[Collected data entries]
## START

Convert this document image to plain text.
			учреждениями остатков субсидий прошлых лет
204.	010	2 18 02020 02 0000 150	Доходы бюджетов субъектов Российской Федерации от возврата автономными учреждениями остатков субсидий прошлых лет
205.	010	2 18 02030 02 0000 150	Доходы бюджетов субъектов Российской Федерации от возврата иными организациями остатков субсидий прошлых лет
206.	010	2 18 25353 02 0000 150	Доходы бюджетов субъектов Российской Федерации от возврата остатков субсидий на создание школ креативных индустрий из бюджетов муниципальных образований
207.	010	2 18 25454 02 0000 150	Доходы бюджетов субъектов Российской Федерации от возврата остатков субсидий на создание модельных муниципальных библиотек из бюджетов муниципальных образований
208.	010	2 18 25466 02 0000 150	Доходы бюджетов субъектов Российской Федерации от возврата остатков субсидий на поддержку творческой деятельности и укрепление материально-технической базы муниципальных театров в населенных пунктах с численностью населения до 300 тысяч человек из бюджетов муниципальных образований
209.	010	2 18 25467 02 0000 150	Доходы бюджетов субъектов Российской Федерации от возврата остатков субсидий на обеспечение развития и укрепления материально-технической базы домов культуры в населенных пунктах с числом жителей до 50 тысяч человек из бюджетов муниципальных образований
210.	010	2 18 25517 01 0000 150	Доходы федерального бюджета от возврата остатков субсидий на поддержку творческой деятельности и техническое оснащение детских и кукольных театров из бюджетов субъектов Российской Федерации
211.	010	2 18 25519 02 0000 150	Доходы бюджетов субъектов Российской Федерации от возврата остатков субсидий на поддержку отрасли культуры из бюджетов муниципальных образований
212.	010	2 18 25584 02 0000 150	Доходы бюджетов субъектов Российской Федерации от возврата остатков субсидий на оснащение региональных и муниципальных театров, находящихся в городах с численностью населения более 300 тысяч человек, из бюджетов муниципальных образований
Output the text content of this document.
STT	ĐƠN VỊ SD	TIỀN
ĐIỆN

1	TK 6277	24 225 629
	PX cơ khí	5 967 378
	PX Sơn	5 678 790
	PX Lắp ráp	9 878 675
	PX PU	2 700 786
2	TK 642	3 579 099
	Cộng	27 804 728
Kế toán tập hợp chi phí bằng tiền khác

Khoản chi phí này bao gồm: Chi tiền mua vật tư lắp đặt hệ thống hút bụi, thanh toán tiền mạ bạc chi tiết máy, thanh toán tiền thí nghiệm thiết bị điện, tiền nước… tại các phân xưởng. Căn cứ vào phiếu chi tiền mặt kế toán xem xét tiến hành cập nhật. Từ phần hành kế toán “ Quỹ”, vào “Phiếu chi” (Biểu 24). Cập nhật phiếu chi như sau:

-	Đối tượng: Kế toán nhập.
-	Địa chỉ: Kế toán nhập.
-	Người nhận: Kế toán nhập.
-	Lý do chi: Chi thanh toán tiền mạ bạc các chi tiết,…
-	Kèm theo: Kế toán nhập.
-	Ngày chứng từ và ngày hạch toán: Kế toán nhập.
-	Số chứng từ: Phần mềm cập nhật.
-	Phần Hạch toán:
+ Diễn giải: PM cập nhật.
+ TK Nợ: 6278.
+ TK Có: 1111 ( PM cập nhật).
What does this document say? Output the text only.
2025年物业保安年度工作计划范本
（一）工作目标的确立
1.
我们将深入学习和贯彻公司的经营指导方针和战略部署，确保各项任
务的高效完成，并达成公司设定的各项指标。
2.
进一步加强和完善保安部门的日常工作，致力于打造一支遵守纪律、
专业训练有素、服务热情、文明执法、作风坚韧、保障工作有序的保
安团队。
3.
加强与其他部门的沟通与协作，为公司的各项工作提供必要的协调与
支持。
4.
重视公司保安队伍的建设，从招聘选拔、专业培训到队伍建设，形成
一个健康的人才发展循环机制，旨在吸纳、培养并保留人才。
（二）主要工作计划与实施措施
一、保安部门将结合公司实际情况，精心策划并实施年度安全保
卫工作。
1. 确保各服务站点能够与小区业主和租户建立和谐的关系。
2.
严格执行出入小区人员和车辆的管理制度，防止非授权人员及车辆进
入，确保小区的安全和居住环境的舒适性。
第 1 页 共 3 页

## END

**THE EXERCISE**. Without leaving anything out, quote all the data.

**RESULT OF THE EXERCISE**.
Convert this document image to plain text.
			учреждениями остатков субсидий прошлых лет
204.	010	2 18 02020 02 0000 150	Доходы бюджетов субъектов Российской Федерации от возврата автономными учреждениями остатков субсидий прошлых лет
205.	010	2 18 02030 02 0000 150	Доходы бюджетов субъектов Российской Федерации от возврата иными организациями остатков субсидий прошлых лет
206.	010	2 18 25353 02 0000 150	Доходы бюджетов субъектов Российской Федерации от возврата остатков субсидий на создание школ креативных индустрий из бюджетов муниципальных образований
207.	010	2 18 25454 02 0000 150	Доходы бюджетов субъектов Российской Федерации от возврата остатков субсидий на создание модельных муниципальных библиотек из бюджетов муниципальных образований
208.	010	2 18 25466 02 0000 150	Доходы бюджетов субъектов Российской Федерации от возврата остатков субсидий на поддержку творческой деятельности и укрепление материально-технической базы муниципальных театров в населенных пунктах с численностью населения до 300 тысяч человек из бюджетов муниципальных образований
209.	010	2 18 25467 02 0000 150	Доходы бюджетов субъектов Российской Федерации от возврата остатков субсидий на обеспечение развития и укрепления материально-технической базы домов культуры в населенных пунктах с числом жителей до 50 тысяч человек из бюджетов муниципальных образований
210.	010	2 18 25517 01 0000 150	Доходы федерального бюджета от возврата остатков субсидий на поддержку творческой деятельности и техническое оснащение детских и кукольных театров из бюджетов субъектов Российской Федерации
211.	010	2 18 25519 02 0000 150	Доходы бюджетов субъектов Российской Федерации от возврата остатков субсидий на поддержку отрасли культуры из бюджетов муниципальных образований
212.	010	2 18 25584 02 0000 150	Доходы бюджетов субъектов Российской Федерации от возврата остатков субсидий на оснащение региональных и муниципальных театров, находящихся в городах с численностью населения более 300 тысяч человек, из бюджетов муниципальных образований
Output the text content of this document.
STT	ĐƠN VỊ SD	TIỀN
ĐIỆN

1	TK 6277	24 225 629
	PX cơ khí	5 967 378
	PX Sơn	5 678 790
	PX Lắp ráp	9 878 675
	PX PU	2 700 786
2	TK 642	3 579 099
	Cộng	27 804 728
Kế toán tập hợp chi phí bằng tiền khác

Khoản chi phí này bao gồm: Chi tiền mua vật tư lắp đặt hệ thống hút bụi, thanh toán tiền mạ bạc chi tiết máy, thanh toán tiền thí nghiệm thiết bị điện, tiền nước… tại các phân xưởng. Căn cứ vào phiếu chi tiền mặt kế toán xem xét tiến hành cập nhật. Từ phần hành kế toán “ Quỹ”, vào “Phiếu chi” (Biểu 24). Cập nhật phiếu chi như sau:

-	Đối tượng: Kế toán nhập.
-	Địa chỉ: Kế toán nhập.
-	Người nhận: Kế toán nhập.
-	Lý do chi: Chi thanh toán tiền mạ bạc các chi tiết,…
-	Kèm theo: Kế toán nhập.
-	Ngày chứng từ và ngày hạch toán: Kế toán nhập.
-	Số chứng từ: Phần mềm cập nhật.
-	Phần Hạch toán:
+ Diễn giải: PM cập nhật.
+ TK Nợ: 6278.
+ TK Có: 1111 ( PM cập nhật).
What does this document say? Output the text only.
2025年物业保安年度工作计划范本
（一）工作目标的确立
1.
我们将深入学习和贯彻公司的经营指导方针和战略部署，确保各项任
务的高效完成，并达成公司设定的各项指标。
2.
进一步加强和完善保安部门的日常工作，致力于打造一支遵守纪律、
专业训练有素、服务热情、文明执法、作风坚韧、保障工作有序的保
安团队。
3.
加强与其他部门的沟通与协作，为公司的各项工作提供必要的协调与
支持。
4.
重视公司保安队伍的建设，从招聘选拔、专业培训到队伍建设，形成
一个健康的人才发展循环机制，旨在吸纳、培养并保留人才。
（二）主要工作计划与实施措施
一、保安部门将结合公司实际情况，精心策划并实施年度安全保
卫工作。
1. 确保各服务站点能够与小区业主和租户建立和谐的关系。
2.
严格执行出入小区人员和车辆的管理制度，防止非授权人员及车辆进
入，确保小区的安全和居住环境的舒适性。
第 1 页 共 3 页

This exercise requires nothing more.